**Brief**:
Each record below should be repeated precisely as written.

**Input rows**:
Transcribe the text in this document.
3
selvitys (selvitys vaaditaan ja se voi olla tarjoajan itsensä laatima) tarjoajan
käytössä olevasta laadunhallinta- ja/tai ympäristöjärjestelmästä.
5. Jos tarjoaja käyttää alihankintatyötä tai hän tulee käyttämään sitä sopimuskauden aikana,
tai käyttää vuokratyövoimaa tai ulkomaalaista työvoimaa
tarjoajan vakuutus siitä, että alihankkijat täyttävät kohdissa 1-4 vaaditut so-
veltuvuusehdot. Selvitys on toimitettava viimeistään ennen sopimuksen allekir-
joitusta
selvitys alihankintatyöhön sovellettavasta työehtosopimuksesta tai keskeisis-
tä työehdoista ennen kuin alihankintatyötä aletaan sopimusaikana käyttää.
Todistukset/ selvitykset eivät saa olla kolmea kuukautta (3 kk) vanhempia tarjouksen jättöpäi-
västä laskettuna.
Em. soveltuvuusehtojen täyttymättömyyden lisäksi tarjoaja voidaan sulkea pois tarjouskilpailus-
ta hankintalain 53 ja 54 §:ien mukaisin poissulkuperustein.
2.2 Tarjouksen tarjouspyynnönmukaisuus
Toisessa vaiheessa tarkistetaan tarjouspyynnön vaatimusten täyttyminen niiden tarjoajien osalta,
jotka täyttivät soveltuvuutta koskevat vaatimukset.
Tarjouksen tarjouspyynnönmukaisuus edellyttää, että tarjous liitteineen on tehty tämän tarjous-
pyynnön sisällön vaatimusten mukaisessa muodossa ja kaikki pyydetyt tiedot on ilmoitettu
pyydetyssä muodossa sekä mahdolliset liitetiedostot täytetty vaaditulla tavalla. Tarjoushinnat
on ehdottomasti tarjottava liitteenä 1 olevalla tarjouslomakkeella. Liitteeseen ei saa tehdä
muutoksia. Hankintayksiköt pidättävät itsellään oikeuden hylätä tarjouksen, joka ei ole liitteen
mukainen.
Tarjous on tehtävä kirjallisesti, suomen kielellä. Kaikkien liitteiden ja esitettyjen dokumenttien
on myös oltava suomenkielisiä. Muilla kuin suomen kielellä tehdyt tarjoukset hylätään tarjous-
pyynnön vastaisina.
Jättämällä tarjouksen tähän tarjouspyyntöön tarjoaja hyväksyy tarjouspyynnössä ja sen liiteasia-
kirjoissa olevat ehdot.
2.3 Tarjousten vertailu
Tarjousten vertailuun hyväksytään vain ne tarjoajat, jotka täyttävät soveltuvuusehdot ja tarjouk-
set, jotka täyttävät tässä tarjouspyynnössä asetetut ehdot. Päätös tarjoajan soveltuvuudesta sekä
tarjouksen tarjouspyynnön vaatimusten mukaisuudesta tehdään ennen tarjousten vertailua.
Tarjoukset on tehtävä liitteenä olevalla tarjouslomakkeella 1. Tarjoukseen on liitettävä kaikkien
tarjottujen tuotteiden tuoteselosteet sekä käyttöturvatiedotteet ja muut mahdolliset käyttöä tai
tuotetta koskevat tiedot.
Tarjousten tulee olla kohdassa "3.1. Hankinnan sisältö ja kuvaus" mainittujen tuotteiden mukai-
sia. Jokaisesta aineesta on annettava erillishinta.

**Task output**:
Transcribe the text in this document.
3
selvitys (selvitys vaaditaan ja se voi olla tarjoajan itsensä laatima) tarjoajan
käytössä olevasta laadunhallinta- ja/tai ympäristöjärjestelmästä.
5. Jos tarjoaja käyttää alihankintatyötä tai hän tulee käyttämään sitä sopimuskauden aikana,
tai käyttää vuokratyövoimaa tai ulkomaalaista työvoimaa
tarjoajan vakuutus siitä, että alihankkijat täyttävät kohdissa 1-4 vaaditut so-
veltuvuusehdot. Selvitys on toimitettava viimeistään ennen sopimuksen allekir-
joitusta
selvitys alihankintatyöhön sovellettavasta työehtosopimuksesta tai keskeisis-
tä työehdoista ennen kuin alihankintatyötä aletaan sopimusaikana käyttää.
Todistukset/ selvitykset eivät saa olla kolmea kuukautta (3 kk) vanhempia tarjouksen jättöpäi-
västä laskettuna.
Em. soveltuvuusehtojen täyttymättömyyden lisäksi tarjoaja voidaan sulkea pois tarjouskilpailus-
ta hankintalain 53 ja 54 §:ien mukaisin poissulkuperustein.
2.2 Tarjouksen tarjouspyynnönmukaisuus
Toisessa vaiheessa tarkistetaan tarjouspyynnön vaatimusten täyttyminen niiden tarjoajien osalta,
jotka täyttivät soveltuvuutta koskevat vaatimukset.
Tarjouksen tarjouspyynnönmukaisuus edellyttää, että tarjous liitteineen on tehty tämän tarjous-
pyynnön sisällön vaatimusten mukaisessa muodossa ja kaikki pyydetyt tiedot on ilmoitettu
pyydetyssä muodossa sekä mahdolliset liitetiedostot täytetty vaaditulla tavalla. Tarjoushinnat
on ehdottomasti tarjottava liitteenä 1 olevalla tarjouslomakkeella. Liitteeseen ei saa tehdä
muutoksia. Hankintayksiköt pidättävät itsellään oikeuden hylätä tarjouksen, joka ei ole liitteen
mukainen.
Tarjous on tehtävä kirjallisesti, suomen kielellä. Kaikkien liitteiden ja esitettyjen dokumenttien
on myös oltava suomenkielisiä. Muilla kuin suomen kielellä tehdyt tarjoukset hylätään tarjous-
pyynnön vastaisina.
Jättämällä tarjouksen tähän tarjouspyyntöön tarjoaja hyväksyy tarjouspyynnössä ja sen liiteasia-
kirjoissa olevat ehdot.
2.3 Tarjousten vertailu
Tarjousten vertailuun hyväksytään vain ne tarjoajat, jotka täyttävät soveltuvuusehdot ja tarjouk-
set, jotka täyttävät tässä tarjouspyynnössä asetetut ehdot. Päätös tarjoajan soveltuvuudesta sekä
tarjouksen tarjouspyynnön vaatimusten mukaisuudesta tehdään ennen tarjousten vertailua.
Tarjoukset on tehtävä liitteenä olevalla tarjouslomakkeella 1. Tarjoukseen on liitettävä kaikkien
tarjottujen tuotteiden tuoteselosteet sekä käyttöturvatiedotteet ja muut mahdolliset käyttöä tai
tuotetta koskevat tiedot.
Tarjousten tulee olla kohdassa "3.1. Hankinnan sisältö ja kuvaus" mainittujen tuotteiden mukai-
sia. Jokaisesta aineesta on annettava erillishinta.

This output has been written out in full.